__Directive__. Bring together all lines of the material below that contain the string "frac".
======== Recorded information
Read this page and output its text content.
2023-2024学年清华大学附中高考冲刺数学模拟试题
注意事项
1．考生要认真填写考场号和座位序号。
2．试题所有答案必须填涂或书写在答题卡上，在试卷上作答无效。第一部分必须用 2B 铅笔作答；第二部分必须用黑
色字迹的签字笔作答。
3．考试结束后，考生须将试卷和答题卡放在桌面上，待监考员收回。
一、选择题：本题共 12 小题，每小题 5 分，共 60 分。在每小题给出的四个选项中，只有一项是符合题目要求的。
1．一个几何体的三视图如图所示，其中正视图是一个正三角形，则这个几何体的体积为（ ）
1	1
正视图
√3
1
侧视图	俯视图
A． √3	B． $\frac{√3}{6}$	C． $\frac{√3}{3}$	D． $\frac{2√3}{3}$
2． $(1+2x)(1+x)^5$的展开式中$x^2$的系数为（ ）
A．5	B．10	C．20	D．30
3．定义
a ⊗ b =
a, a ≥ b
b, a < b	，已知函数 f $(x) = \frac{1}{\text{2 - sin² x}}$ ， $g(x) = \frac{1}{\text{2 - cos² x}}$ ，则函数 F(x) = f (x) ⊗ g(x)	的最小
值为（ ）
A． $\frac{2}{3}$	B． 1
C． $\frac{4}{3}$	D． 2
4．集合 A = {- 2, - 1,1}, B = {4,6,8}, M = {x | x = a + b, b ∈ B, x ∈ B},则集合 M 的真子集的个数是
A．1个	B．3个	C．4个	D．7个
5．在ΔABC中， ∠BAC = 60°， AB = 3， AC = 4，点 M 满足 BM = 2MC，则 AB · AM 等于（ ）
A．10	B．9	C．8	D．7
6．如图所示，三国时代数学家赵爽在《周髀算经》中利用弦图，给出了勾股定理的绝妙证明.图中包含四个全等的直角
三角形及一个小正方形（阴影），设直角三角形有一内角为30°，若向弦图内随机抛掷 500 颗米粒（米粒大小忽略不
================
__Result__.
A． √3	B． $\frac{√3}{6}$	C． $\frac{√3}{3}$	D． $\frac{2√3}{3}$
b, a < b	，已知函数 f $(x) = \frac{1}{\text{2 - sin² x}}$ ， $g(x) = \frac{1}{\text{2 - cos² x}}$ ，则函数 F(x) = f (x) ⊗ g(x)	的最小
A． $\frac{2}{3}$	B． 1
C． $\frac{4}{3}$	D． 2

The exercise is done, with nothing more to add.